• Description of the task: Exactly reproduce each record listed below.

• Task data:
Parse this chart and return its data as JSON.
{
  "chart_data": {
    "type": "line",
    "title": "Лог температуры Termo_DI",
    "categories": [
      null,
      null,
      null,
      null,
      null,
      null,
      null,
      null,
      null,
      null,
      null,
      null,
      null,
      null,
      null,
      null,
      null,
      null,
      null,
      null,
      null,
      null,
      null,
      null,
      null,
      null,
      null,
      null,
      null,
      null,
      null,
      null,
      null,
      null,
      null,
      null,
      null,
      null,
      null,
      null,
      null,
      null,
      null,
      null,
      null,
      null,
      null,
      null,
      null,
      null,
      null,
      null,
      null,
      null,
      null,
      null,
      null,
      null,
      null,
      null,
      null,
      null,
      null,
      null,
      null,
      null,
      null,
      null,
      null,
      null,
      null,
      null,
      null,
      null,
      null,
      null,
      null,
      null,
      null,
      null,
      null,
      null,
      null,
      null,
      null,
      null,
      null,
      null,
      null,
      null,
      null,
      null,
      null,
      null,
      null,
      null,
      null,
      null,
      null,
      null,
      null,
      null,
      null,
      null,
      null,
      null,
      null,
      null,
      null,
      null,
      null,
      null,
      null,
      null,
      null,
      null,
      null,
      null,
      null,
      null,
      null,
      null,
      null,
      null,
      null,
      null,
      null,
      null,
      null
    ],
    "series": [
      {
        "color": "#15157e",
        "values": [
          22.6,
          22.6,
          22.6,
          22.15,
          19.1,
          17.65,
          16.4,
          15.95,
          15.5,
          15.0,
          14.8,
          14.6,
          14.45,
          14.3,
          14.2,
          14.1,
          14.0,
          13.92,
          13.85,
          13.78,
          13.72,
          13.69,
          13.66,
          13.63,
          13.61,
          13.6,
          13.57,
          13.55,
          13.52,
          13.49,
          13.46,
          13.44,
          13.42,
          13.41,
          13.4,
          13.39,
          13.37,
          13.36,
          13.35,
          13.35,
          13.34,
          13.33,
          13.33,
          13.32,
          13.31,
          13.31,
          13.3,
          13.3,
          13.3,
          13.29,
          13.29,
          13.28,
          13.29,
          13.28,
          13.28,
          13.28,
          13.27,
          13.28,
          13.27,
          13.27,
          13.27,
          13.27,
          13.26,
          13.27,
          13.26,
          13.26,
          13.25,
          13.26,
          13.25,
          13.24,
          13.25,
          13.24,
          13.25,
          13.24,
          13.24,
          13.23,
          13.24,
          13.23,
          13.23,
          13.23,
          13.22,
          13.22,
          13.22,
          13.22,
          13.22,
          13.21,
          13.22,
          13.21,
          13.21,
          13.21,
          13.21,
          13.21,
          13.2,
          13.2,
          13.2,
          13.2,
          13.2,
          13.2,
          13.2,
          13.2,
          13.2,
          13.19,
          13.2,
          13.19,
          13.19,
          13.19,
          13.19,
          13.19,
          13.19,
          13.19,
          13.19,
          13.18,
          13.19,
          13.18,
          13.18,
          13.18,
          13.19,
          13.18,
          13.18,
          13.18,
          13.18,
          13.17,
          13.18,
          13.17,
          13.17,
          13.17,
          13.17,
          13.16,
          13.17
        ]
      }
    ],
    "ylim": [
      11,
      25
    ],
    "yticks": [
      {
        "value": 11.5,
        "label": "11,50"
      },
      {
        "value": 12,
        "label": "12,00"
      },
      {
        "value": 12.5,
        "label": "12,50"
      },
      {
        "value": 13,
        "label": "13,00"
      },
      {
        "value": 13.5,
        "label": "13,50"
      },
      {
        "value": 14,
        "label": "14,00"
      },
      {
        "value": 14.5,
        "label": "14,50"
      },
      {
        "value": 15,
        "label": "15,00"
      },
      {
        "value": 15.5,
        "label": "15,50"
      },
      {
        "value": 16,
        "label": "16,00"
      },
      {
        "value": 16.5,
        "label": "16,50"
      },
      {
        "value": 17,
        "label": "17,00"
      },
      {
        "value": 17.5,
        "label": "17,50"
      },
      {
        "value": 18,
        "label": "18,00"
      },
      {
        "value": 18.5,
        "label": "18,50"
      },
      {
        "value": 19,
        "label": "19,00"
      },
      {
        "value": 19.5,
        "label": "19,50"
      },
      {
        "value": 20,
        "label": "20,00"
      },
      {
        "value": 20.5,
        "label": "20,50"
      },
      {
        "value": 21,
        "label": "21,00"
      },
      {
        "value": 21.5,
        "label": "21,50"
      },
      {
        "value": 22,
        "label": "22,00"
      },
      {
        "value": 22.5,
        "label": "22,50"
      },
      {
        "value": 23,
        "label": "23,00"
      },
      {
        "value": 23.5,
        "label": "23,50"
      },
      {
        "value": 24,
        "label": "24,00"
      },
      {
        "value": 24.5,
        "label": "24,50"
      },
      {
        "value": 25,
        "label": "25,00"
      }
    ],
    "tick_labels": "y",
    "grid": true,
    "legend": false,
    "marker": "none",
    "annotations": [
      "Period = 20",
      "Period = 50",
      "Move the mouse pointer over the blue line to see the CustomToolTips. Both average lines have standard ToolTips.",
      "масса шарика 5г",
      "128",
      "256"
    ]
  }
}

• Answer to the problem:
Parse this chart and return its data as JSON.
{
  "chart_data": {
    "type": "line",
    "title": "Лог температуры Termo_DI",
    "categories": [
      null,
      null,
      null,
      null,
      null,
      null,
      null,
      null,
      null,
      null,
      null,
      null,
      null,
      null,
      null,
      null,
      null,
      null,
      null,
      null,
      null,
      null,
      null,
      null,
      null,
      null,
      null,
      null,
      null,
      null,
      null,
      null,
      null,
      null,
      null,
      null,
      null,
      null,
      null,
      null,
      null,
      null,
      null,
      null,
      null,
      null,
      null,
      null,
      null,
      null,
      null,
      null,
      null,
      null,
      null,
      null,
      null,
      null,
      null,
      null,
      null,
      null,
      null,
      null,
      null,
      null,
      null,
      null,
      null,
      null,
      null,
      null,
      null,
      null,
      null,
      null,
      null,
      null,
      null,
      null,
      null,
      null,
      null,
      null,
      null,
      null,
      null,
      null,
      null,
      null,
      null,
      null,
      null,
      null,
      null,
      null,
      null,
      null,
      null,
      null,
      null,
      null,
      null,
      null,
      null,
      null,
      null,
      null,
      null,
      null,
      null,
      null,
      null,
      null,
      null,
      null,
      null,
      null,
      null,
      null,
      null,
      null,
      null,
      null,
      null,
      null,
      null,
      null,
      null
    ],
    "series": [
      {
        "color": "#15157e",
        "values": [
          22.6,
          22.6,
          22.6,
          22.15,
          19.1,
          17.65,
          16.4,
          15.95,
          15.5,
          15.0,
          14.8,
          14.6,
          14.45,
          14.3,
          14.2,
          14.1,
          14.0,
          13.92,
          13.85,
          13.78,
          13.72,
          13.69,
          13.66,
          13.63,
          13.61,
          13.6,
          13.57,
          13.55,
          13.52,
          13.49,
          13.46,
          13.44,
          13.42,
          13.41,
          13.4,
          13.39,
          13.37,
          13.36,
          13.35,
          13.35,
          13.34,
          13.33,
          13.33,
          13.32,
          13.31,
          13.31,
          13.3,
          13.3,
          13.3,
          13.29,
          13.29,
          13.28,
          13.29,
          13.28,
          13.28,
          13.28,
          13.27,
          13.28,
          13.27,
          13.27,
          13.27,
          13.27,
          13.26,
          13.27,
          13.26,
          13.26,
          13.25,
          13.26,
          13.25,
          13.24,
          13.25,
          13.24,
          13.25,
          13.24,
          13.24,
          13.23,
          13.24,
          13.23,
          13.23,
          13.23,
          13.22,
          13.22,
          13.22,
          13.22,
          13.22,
          13.21,
          13.22,
          13.21,
          13.21,
          13.21,
          13.21,
          13.21,
          13.2,
          13.2,
          13.2,
          13.2,
          13.2,
          13.2,
          13.2,
          13.2,
          13.2,
          13.19,
          13.2,
          13.19,
          13.19,
          13.19,
          13.19,
          13.19,
          13.19,
          13.19,
          13.19,
          13.18,
          13.19,
          13.18,
          13.18,
          13.18,
          13.19,
          13.18,
          13.18,
          13.18,
          13.18,
          13.17,
          13.18,
          13.17,
          13.17,
          13.17,
          13.17,
          13.16,
          13.17
        ]
      }
    ],
    "ylim": [
      11,
      25
    ],
    "yticks": [
      {
        "value": 11.5,
        "label": "11,50"
      },
      {
        "value": 12,
        "label": "12,00"
      },
      {
        "value": 12.5,
        "label": "12,50"
      },
      {
        "value": 13,
        "label": "13,00"
      },
      {
        "value": 13.5,
        "label": "13,50"
      },
      {
        "value": 14,
        "label": "14,00"
      },
      {
        "value": 14.5,
        "label": "14,50"
      },
      {
        "value": 15,
        "label": "15,00"
      },
      {
        "value": 15.5,
        "label": "15,50"
      },
      {
        "value": 16,
        "label": "16,00"
      },
      {
        "value": 16.5,
        "label": "16,50"
      },
      {
        "value": 17,
        "label": "17,00"
      },
      {
        "value": 17.5,
        "label": "17,50"
      },
      {
        "value": 18,
        "label": "18,00"
      },
      {
        "value": 18.5,
        "label": "18,50"
      },
      {
        "value": 19,
        "label": "19,00"
      },
      {
        "value": 19.5,
        "label": "19,50"
      },
      {
        "value": 20,
        "label": "20,00"
      },
      {
        "value": 20.5,
        "label": "20,50"
      },
      {
        "value": 21,
        "label": "21,00"
      },
      {
        "value": 21.5,
        "label": "21,50"
      },
      {
        "value": 22,
        "label": "22,00"
      },
      {
        "value": 22.5,
        "label": "22,50"
      },
      {
        "value": 23,
        "label": "23,00"
      },
      {
        "value": 23.5,
        "label": "23,50"
      },
      {
        "value": 24,
        "label": "24,00"
      },
      {
        "value": 24.5,
        "label": "24,50"
      },
      {
        "value": 25,
        "label": "25,00"
      }
    ],
    "tick_labels": "y",
    "grid": true,
    "legend": false,
    "marker": "none",
    "annotations": [
      "Period = 20",
      "Period = 50",
      "Move the mouse pointer over the blue line to see the CustomToolTips. Both average lines have standard ToolTips.",
      "масса шарика 5г",
      "128",
      "256"
    ]
  }
}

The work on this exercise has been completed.